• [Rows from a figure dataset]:
────────
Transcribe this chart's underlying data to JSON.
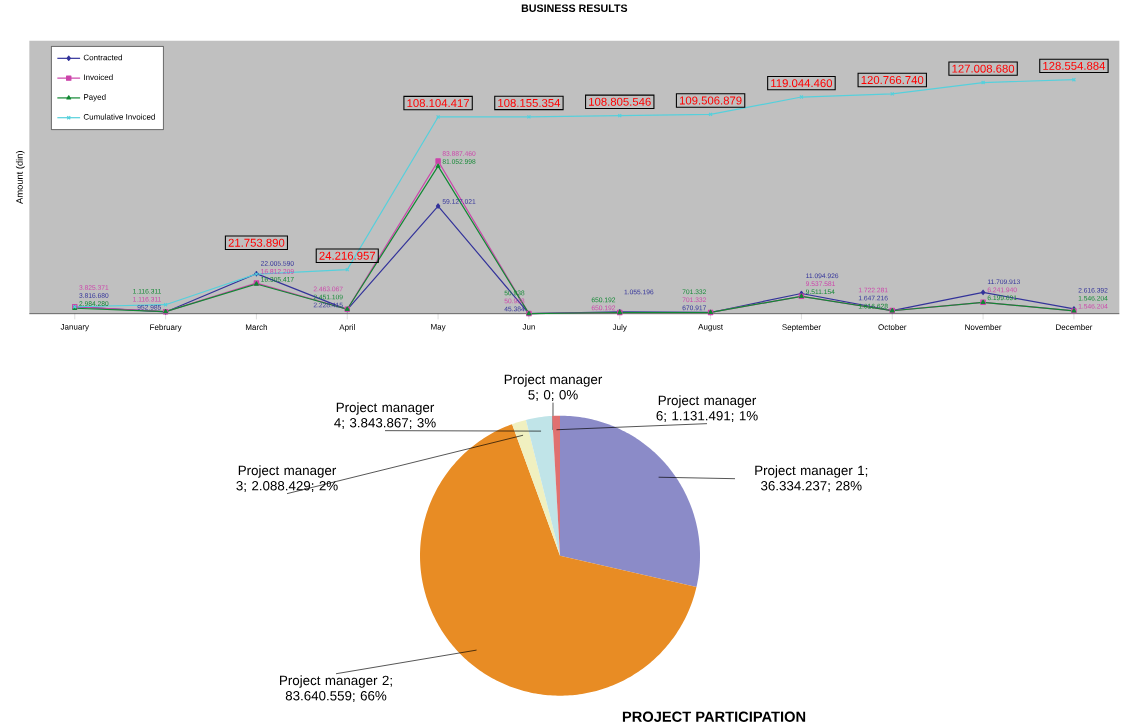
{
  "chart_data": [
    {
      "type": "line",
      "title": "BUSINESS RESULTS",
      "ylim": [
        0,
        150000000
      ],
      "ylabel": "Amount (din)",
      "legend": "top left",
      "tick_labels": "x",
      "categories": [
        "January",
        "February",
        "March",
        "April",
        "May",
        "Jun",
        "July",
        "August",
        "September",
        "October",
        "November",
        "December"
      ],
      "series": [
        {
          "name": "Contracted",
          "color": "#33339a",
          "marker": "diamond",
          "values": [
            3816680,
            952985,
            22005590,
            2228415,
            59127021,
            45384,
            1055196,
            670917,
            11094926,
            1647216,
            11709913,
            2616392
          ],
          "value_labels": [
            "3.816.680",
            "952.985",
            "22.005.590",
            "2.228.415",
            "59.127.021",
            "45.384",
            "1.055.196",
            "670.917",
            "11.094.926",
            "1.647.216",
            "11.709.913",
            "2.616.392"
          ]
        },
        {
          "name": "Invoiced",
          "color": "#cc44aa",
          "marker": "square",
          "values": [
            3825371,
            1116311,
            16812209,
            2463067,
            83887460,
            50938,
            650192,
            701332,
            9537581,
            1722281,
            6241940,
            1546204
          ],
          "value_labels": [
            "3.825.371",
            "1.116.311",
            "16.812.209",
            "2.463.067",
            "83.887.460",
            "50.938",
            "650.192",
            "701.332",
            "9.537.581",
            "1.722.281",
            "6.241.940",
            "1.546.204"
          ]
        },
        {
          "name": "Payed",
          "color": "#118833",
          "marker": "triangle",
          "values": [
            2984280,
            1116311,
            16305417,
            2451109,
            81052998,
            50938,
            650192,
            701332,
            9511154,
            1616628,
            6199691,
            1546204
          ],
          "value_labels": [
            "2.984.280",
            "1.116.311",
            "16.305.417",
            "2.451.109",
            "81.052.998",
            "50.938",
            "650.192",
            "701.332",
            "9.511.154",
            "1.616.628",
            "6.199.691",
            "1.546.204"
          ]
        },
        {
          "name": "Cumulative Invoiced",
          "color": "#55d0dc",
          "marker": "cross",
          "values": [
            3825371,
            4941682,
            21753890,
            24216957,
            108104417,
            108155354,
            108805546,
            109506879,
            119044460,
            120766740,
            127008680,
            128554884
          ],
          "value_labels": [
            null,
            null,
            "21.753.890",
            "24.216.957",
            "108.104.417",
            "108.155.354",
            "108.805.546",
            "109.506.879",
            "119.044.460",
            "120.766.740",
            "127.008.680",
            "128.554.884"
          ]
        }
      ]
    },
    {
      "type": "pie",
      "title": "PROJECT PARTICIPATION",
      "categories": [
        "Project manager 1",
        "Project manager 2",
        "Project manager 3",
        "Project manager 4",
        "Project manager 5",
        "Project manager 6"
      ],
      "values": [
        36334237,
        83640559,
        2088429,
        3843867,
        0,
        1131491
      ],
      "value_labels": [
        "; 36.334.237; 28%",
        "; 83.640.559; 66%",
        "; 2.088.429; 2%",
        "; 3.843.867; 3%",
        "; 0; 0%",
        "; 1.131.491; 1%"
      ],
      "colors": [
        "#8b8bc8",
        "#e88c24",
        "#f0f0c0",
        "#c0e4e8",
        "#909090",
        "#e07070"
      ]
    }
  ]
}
────────
• [Task to complete]: Which lines hold the string "title"? List them all.

• [Exercise answer]:
      "title": "BUSINESS RESULTS",
      "title": "PROJECT PARTICIPATION",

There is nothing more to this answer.